学习文本 —
白血病病毒整合基因1、NKX2.2在儿童骨外尤文肉瘤病理诊断中的价值

The diagnostic potential of friend leukemia integration-1 and NKX2.2 in children with extraskeletal Ewing′s sarcoma

目的探讨白血病病毒整合基因1 (FLI1)、NKX2.2在儿童骨外尤文肉瘤病理诊断及与其他小圆细胞肿瘤鉴别诊断中的价值。方法回顾性分析西安市儿童医院和空军军医大学西京医院病理科2014年1月至2020年12月诊断的儿童骨外尤文肉瘤及其他小圆细胞肿瘤病例资料, 采用免疫组织化学染色法观察FLI1、NKX2.2的表达情况。结果 1.骨外尤文肉瘤27例;其他小圆细胞肿瘤145例, 包括分化差型及未分化型神经母细胞瘤40例, 横纹肌肉瘤34例, 胚芽为主型肾母细胞瘤30例, 淋巴瘤25例, 恶性横纹肌样瘤10例, 髓系肉瘤2例, 促纤维增生性小圆细胞肿瘤1例, BCOR重排肉瘤1例, CIC重排肉瘤1例, 婴儿黑色素性神经外胚瘤1例。2.FLI1在骨外尤文肉瘤中的敏感性为88.9%(24/27例), 特异性为5.5%(8/145例), 阳性预测值为14.9%(24/161例), 阴性预测值为72.8%(8/11例);NKX2.2在骨外尤文肉瘤中的敏感性为92.6%(25/27例), 特异性为97.9%(142/145例), 阳性预测值为89.3%(25/28例), 阴性预测值为98.6%(142/144例);FLI1和NKX2.2联合检测的敏感性为85.2%, 特异性为97.9%, 阳性预测值为88.5%, 阴性预测值为97.3%。结论 NKX2.2在儿童骨外尤文肉瘤中有较高的敏感性和特异性, 可作为一线抗体用于其诊断和鉴别诊断;FLI1敏感性高, 但特异性差, 可作为一线抗体用于诊断, 但在鉴别诊断时应联合其他抗体以及分子检测, 以免误诊。

你要做的 —
A. 根据学习文本回答以下问题：
(i) 病例资料来自哪两家医院的病理科？
(ii) 研究中共有多少例骨外尤文肉瘤？
(iii) NKX2.2在骨外尤文肉瘤中的特异性是多少？
B. 学习文本列出的其他小圆细胞肿瘤中，哪些类型只有1例？请全部列出。

(已存数据条目)

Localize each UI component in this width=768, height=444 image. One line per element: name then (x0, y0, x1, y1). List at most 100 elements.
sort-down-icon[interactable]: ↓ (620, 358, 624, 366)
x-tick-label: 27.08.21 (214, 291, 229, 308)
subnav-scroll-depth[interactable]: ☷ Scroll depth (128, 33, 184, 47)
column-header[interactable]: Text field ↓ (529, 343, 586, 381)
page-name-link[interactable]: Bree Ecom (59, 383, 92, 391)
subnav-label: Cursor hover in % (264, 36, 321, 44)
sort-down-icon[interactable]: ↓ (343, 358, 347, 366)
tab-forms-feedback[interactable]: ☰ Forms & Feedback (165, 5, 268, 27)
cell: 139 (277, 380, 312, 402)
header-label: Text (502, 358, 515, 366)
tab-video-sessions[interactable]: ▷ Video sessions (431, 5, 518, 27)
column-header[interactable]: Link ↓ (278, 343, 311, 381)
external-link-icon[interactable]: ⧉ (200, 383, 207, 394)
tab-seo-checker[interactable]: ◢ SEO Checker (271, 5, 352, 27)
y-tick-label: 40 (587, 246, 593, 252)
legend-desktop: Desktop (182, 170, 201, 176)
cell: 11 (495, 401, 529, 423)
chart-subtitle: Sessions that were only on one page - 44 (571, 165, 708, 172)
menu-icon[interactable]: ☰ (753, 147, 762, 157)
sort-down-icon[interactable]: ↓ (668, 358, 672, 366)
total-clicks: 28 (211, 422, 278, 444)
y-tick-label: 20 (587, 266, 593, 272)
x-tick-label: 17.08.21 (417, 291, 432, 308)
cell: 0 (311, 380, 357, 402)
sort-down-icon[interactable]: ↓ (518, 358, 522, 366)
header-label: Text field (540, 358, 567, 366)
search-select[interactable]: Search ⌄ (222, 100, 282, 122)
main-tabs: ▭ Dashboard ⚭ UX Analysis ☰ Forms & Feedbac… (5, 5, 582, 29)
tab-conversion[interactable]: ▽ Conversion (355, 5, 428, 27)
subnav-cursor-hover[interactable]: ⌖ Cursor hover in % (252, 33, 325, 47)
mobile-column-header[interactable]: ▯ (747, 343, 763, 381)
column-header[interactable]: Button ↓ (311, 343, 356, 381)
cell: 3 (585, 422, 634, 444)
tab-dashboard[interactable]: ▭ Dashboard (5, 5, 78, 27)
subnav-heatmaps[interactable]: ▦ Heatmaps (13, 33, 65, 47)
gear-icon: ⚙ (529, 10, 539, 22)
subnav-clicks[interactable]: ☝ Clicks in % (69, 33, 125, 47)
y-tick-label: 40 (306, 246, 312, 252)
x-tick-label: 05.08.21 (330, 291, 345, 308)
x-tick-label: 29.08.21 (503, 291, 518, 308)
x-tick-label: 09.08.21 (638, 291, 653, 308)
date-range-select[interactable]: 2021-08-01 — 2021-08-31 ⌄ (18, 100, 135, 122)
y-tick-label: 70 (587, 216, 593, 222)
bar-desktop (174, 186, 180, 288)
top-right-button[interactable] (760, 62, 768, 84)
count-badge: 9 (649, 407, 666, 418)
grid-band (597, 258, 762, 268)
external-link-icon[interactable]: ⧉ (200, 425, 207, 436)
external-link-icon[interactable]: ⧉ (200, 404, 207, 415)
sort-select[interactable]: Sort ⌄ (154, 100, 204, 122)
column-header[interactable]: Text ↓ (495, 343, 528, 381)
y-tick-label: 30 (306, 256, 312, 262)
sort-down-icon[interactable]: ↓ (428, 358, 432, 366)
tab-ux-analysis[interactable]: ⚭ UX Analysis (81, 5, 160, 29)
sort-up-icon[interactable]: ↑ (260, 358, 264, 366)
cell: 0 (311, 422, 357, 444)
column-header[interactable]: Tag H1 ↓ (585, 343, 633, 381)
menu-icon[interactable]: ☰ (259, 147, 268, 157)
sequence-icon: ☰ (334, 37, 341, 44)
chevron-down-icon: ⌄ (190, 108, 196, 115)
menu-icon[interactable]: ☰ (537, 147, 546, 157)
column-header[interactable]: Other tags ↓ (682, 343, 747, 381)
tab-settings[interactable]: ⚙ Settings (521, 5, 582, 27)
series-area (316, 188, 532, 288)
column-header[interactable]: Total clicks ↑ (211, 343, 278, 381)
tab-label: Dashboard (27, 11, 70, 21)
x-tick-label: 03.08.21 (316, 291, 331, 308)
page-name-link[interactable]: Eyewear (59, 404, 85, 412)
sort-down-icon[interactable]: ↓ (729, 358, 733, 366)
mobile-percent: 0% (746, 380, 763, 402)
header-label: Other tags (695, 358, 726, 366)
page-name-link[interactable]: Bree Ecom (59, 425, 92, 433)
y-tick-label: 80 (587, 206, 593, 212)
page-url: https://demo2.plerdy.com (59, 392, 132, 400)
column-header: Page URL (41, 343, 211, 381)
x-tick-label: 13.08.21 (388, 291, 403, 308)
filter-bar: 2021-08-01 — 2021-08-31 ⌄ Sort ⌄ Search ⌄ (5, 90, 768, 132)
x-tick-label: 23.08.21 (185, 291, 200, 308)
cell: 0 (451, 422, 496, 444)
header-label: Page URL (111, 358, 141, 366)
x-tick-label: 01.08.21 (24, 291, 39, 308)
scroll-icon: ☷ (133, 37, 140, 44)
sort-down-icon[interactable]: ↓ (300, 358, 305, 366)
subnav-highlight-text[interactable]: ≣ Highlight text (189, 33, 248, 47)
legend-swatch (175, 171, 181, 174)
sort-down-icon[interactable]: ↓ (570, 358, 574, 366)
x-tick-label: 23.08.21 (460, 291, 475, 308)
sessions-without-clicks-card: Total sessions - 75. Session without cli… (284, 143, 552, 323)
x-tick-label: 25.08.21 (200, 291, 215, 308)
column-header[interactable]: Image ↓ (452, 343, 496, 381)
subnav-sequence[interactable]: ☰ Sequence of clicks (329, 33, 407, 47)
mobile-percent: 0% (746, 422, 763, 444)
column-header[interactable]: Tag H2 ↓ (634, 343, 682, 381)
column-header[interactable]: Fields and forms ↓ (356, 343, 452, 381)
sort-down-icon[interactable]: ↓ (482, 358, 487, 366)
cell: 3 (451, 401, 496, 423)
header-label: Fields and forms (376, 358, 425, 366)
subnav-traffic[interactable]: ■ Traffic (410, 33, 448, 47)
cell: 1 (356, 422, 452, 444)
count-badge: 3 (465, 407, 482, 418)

练习答案 —
A.
(i) 病例资料来自西安市儿童医院和空军军医大学西京医院的病理科。
(ii) 研究中共有27例骨外尤文肉瘤。
(iii) NKX2.2在骨外尤文肉瘤中的特异性为97.9%（142/145例）。

B. 只有1例的肿瘤类型有促纤维增生性小圆细胞肿瘤、BCOR重排肉瘤、CIC重排肉瘤和婴儿黑色素性神经外胚瘤。